──────── Dataset excerpts

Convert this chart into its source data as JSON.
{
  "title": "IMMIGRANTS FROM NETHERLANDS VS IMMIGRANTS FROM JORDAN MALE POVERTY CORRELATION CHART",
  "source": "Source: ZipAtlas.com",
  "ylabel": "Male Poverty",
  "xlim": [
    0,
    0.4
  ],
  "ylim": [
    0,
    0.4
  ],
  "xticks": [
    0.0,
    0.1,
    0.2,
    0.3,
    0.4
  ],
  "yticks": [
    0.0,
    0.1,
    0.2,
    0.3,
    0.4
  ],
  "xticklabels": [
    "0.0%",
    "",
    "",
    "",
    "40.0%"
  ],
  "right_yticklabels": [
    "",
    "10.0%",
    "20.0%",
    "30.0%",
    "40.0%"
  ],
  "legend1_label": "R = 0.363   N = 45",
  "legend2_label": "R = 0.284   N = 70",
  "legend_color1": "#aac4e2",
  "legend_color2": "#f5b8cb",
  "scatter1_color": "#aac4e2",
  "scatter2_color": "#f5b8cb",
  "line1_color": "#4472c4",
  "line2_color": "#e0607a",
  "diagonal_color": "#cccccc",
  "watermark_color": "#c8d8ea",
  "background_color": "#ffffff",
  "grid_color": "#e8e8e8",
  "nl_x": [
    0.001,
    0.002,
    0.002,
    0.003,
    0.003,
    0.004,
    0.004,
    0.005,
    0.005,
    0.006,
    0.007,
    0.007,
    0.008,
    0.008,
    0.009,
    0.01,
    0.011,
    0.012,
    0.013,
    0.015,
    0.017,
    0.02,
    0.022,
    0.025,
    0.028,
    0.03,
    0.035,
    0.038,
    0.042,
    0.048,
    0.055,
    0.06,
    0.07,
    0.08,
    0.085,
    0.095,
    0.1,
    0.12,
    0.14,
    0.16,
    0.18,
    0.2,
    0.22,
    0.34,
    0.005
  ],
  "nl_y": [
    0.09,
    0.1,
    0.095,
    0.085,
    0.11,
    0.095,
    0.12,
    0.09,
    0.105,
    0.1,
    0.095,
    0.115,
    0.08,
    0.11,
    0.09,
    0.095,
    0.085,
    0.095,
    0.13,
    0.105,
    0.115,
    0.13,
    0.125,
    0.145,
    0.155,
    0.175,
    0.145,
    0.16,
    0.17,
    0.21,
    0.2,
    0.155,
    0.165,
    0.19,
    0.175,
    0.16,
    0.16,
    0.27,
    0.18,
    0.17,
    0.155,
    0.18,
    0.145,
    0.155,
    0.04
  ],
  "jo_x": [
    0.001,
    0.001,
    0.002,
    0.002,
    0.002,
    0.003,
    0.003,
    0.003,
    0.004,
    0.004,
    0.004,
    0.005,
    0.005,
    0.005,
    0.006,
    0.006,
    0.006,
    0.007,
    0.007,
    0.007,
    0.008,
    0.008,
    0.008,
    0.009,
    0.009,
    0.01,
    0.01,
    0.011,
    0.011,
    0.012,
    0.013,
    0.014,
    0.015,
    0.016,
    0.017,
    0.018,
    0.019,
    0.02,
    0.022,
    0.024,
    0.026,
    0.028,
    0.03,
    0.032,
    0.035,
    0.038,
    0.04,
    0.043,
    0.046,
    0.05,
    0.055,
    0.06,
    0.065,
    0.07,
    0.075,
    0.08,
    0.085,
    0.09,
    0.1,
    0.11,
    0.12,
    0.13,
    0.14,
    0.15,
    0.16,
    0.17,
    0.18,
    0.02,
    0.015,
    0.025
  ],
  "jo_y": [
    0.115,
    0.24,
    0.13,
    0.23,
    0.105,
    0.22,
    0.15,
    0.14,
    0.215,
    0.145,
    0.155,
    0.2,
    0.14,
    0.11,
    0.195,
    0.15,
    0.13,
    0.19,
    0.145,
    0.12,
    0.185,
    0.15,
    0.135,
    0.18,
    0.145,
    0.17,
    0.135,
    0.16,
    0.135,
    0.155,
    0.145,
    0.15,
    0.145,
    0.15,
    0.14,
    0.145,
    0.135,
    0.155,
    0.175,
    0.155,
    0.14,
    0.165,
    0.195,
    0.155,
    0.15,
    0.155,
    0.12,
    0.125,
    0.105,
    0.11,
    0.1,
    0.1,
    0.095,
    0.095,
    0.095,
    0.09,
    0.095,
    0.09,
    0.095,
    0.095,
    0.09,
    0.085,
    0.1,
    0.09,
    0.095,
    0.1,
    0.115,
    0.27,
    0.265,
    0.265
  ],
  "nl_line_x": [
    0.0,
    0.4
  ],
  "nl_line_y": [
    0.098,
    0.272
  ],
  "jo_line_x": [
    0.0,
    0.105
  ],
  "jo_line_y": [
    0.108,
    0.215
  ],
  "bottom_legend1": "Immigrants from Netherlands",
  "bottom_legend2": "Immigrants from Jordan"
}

────────────────

### Instructions to follow:
Repeat back the data above, exact to the last character.

### Answer to this task:
Convert this chart into its source data as JSON.
{
  "title": "IMMIGRANTS FROM NETHERLANDS VS IMMIGRANTS FROM JORDAN MALE POVERTY CORRELATION CHART",
  "source": "Source: ZipAtlas.com",
  "ylabel": "Male Poverty",
  "xlim": [
    0,
    0.4
  ],
  "ylim": [
    0,
    0.4
  ],
  "xticks": [
    0.0,
    0.1,
    0.2,
    0.3,
    0.4
  ],
  "yticks": [
    0.0,
    0.1,
    0.2,
    0.3,
    0.4
  ],
  "xticklabels": [
    "0.0%",
    "",
    "",
    "",
    "40.0%"
  ],
  "right_yticklabels": [
    "",
    "10.0%",
    "20.0%",
    "30.0%",
    "40.0%"
  ],
  "legend1_label": "R = 0.363   N = 45",
  "legend2_label": "R = 0.284   N = 70",
  "legend_color1": "#aac4e2",
  "legend_color2": "#f5b8cb",
  "scatter1_color": "#aac4e2",
  "scatter2_color": "#f5b8cb",
  "line1_color": "#4472c4",
  "line2_color": "#e0607a",
  "diagonal_color": "#cccccc",
  "watermark_color": "#c8d8ea",
  "background_color": "#ffffff",
  "grid_color": "#e8e8e8",
  "nl_x": [
    0.001,
    0.002,
    0.002,
    0.003,
    0.003,
    0.004,
    0.004,
    0.005,
    0.005,
    0.006,
    0.007,
    0.007,
    0.008,
    0.008,
    0.009,
    0.01,
    0.011,
    0.012,
    0.013,
    0.015,
    0.017,
    0.02,
    0.022,
    0.025,
    0.028,
    0.03,
    0.035,
    0.038,
    0.042,
    0.048,
    0.055,
    0.06,
    0.07,
    0.08,
    0.085,
    0.095,
    0.1,
    0.12,
    0.14,
    0.16,
    0.18,
    0.2,
    0.22,
    0.34,
    0.005
  ],
  "nl_y": [
    0.09,
    0.1,
    0.095,
    0.085,
    0.11,
    0.095,
    0.12,
    0.09,
    0.105,
    0.1,
    0.095,
    0.115,
    0.08,
    0.11,
    0.09,
    0.095,
    0.085,
    0.095,
    0.13,
    0.105,
    0.115,
    0.13,
    0.125,
    0.145,
    0.155,
    0.175,
    0.145,
    0.16,
    0.17,
    0.21,
    0.2,
    0.155,
    0.165,
    0.19,
    0.175,
    0.16,
    0.16,
    0.27,
    0.18,
    0.17,
    0.155,
    0.18,
    0.145,
    0.155,
    0.04
  ],
  "jo_x": [
    0.001,
    0.001,
    0.002,
    0.002,
    0.002,
    0.003,
    0.003,
    0.003,
    0.004,
    0.004,
    0.004,
    0.005,
    0.005,
    0.005,
    0.006,
    0.006,
    0.006,
    0.007,
    0.007,
    0.007,
    0.008,
    0.008,
    0.008,
    0.009,
    0.009,
    0.01,
    0.01,
    0.011,
    0.011,
    0.012,
    0.013,
    0.014,
    0.015,
    0.016,
    0.017,
    0.018,
    0.019,
    0.02,
    0.022,
    0.024,
    0.026,
    0.028,
    0.03,
    0.032,
    0.035,
    0.038,
    0.04,
    0.043,
    0.046,
    0.05,
    0.055,
    0.06,
    0.065,
    0.07,
    0.075,
    0.08,
    0.085,
    0.09,
    0.1,
    0.11,
    0.12,
    0.13,
    0.14,
    0.15,
    0.16,
    0.17,
    0.18,
    0.02,
    0.015,
    0.025
  ],
  "jo_y": [
    0.115,
    0.24,
    0.13,
    0.23,
    0.105,
    0.22,
    0.15,
    0.14,
    0.215,
    0.145,
    0.155,
    0.2,
    0.14,
    0.11,
    0.195,
    0.15,
    0.13,
    0.19,
    0.145,
    0.12,
    0.185,
    0.15,
    0.135,
    0.18,
    0.145,
    0.17,
    0.135,
    0.16,
    0.135,
    0.155,
    0.145,
    0.15,
    0.145,
    0.15,
    0.14,
    0.145,
    0.135,
    0.155,
    0.175,
    0.155,
    0.14,
    0.165,
    0.195,
    0.155,
    0.15,
    0.155,
    0.12,
    0.125,
    0.105,
    0.11,
    0.1,
    0.1,
    0.095,
    0.095,
    0.095,
    0.09,
    0.095,
    0.09,
    0.095,
    0.095,
    0.09,
    0.085,
    0.1,
    0.09,
    0.095,
    0.1,
    0.115,
    0.27,
    0.265,
    0.265
  ],
  "nl_line_x": [
    0.0,
    0.4
  ],
  "nl_line_y": [
    0.098,
    0.272
  ],
  "jo_line_x": [
    0.0,
    0.105
  ],
  "jo_line_y": [
    0.108,
    0.215
  ],
  "bottom_legend1": "Immigrants from Netherlands",
  "bottom_legend2": "Immigrants from Jordan"
}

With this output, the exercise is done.